## begin DATASET

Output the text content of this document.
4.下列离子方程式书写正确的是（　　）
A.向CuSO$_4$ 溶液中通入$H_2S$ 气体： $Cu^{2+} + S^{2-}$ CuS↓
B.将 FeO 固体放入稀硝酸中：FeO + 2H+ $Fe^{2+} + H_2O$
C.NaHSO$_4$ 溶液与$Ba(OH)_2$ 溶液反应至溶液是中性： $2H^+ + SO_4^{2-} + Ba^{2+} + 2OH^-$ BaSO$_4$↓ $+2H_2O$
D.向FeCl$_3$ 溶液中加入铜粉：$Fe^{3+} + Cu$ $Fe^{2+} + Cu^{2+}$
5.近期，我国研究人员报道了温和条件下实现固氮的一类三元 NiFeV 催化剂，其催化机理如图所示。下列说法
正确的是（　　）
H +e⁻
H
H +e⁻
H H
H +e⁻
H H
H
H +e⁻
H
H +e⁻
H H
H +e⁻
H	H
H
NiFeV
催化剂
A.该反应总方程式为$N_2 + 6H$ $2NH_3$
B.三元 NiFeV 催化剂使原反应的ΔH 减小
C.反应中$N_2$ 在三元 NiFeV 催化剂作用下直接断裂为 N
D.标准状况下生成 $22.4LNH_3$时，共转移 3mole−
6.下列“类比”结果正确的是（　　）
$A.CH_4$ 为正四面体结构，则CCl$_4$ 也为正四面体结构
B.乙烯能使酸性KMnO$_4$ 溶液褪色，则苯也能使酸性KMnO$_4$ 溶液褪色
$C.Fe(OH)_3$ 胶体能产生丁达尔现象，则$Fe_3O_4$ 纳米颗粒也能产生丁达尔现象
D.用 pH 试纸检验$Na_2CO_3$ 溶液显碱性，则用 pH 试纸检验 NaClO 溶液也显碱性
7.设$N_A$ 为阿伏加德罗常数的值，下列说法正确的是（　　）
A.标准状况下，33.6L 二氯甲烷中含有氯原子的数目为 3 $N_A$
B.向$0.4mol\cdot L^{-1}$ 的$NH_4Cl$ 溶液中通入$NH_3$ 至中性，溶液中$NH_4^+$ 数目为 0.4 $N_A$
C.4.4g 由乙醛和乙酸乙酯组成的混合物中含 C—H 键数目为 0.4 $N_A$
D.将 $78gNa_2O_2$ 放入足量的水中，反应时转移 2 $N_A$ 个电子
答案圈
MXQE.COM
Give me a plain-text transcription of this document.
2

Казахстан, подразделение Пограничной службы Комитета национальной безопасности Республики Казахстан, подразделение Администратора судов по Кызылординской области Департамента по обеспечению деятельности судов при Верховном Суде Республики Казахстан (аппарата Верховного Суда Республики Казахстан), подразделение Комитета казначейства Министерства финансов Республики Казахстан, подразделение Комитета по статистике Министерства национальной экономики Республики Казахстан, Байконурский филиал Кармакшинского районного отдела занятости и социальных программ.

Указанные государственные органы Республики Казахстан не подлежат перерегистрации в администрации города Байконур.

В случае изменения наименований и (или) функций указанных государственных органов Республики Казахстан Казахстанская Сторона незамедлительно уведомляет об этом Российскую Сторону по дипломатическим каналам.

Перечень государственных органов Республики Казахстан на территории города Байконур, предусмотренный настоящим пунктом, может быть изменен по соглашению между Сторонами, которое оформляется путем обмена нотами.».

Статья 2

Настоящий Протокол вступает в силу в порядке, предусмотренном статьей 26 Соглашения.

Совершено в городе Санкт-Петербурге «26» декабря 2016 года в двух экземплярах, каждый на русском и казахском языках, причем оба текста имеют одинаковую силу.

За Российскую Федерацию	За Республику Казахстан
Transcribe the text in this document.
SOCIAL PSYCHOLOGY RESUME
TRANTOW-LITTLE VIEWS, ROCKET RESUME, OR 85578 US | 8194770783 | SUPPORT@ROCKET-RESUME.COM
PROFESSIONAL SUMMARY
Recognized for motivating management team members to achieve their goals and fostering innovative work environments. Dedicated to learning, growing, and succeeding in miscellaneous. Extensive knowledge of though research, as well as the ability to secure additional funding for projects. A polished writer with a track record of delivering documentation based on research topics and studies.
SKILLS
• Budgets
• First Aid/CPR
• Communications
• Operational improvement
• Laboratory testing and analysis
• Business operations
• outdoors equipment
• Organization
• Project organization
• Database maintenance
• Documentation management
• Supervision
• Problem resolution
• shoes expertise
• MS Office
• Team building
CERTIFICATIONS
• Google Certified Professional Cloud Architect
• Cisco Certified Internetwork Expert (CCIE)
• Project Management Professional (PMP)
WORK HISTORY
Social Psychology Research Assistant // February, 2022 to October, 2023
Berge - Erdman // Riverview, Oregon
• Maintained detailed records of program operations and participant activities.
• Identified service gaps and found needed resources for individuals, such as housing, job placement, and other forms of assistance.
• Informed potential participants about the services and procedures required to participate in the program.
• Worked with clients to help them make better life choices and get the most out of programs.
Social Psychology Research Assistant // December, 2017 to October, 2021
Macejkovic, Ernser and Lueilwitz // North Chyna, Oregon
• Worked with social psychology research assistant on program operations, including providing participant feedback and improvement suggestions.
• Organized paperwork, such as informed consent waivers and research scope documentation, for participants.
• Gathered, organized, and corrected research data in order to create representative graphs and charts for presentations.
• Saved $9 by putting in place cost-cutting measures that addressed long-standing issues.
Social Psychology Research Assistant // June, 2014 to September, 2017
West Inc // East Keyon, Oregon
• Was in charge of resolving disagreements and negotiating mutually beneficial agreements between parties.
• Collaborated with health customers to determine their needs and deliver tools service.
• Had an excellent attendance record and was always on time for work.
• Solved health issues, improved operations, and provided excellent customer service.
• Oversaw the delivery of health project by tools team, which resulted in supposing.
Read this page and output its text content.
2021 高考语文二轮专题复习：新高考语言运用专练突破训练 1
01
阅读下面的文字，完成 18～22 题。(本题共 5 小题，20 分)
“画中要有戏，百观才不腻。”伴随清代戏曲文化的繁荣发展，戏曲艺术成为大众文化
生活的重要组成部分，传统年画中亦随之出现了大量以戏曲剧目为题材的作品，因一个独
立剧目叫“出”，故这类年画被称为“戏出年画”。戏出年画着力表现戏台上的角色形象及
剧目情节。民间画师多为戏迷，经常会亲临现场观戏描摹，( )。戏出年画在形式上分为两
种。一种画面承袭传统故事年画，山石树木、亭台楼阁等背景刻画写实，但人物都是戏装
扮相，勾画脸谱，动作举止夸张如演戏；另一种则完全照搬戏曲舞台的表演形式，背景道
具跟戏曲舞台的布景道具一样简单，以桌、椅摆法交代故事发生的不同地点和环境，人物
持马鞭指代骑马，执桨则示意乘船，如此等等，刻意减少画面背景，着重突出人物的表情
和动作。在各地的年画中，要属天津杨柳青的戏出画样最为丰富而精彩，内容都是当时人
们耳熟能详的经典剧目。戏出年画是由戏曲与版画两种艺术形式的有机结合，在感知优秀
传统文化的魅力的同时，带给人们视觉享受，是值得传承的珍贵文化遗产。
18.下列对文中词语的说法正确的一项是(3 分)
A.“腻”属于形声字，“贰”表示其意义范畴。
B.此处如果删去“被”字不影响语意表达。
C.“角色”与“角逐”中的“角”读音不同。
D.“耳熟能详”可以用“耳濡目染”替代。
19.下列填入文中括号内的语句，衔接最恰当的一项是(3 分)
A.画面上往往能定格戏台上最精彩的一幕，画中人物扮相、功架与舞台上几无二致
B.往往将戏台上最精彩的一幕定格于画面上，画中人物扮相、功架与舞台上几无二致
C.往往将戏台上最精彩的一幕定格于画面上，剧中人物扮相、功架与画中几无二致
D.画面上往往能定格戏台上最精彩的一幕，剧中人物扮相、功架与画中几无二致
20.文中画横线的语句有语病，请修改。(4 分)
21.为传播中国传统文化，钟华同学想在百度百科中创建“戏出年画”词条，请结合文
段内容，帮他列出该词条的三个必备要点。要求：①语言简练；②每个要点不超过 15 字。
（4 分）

## end DATASET

WHAT THE EXERCISE ASKS: Determine how many lines include the word "города" and report that number by itself.

THE ANSWER: 2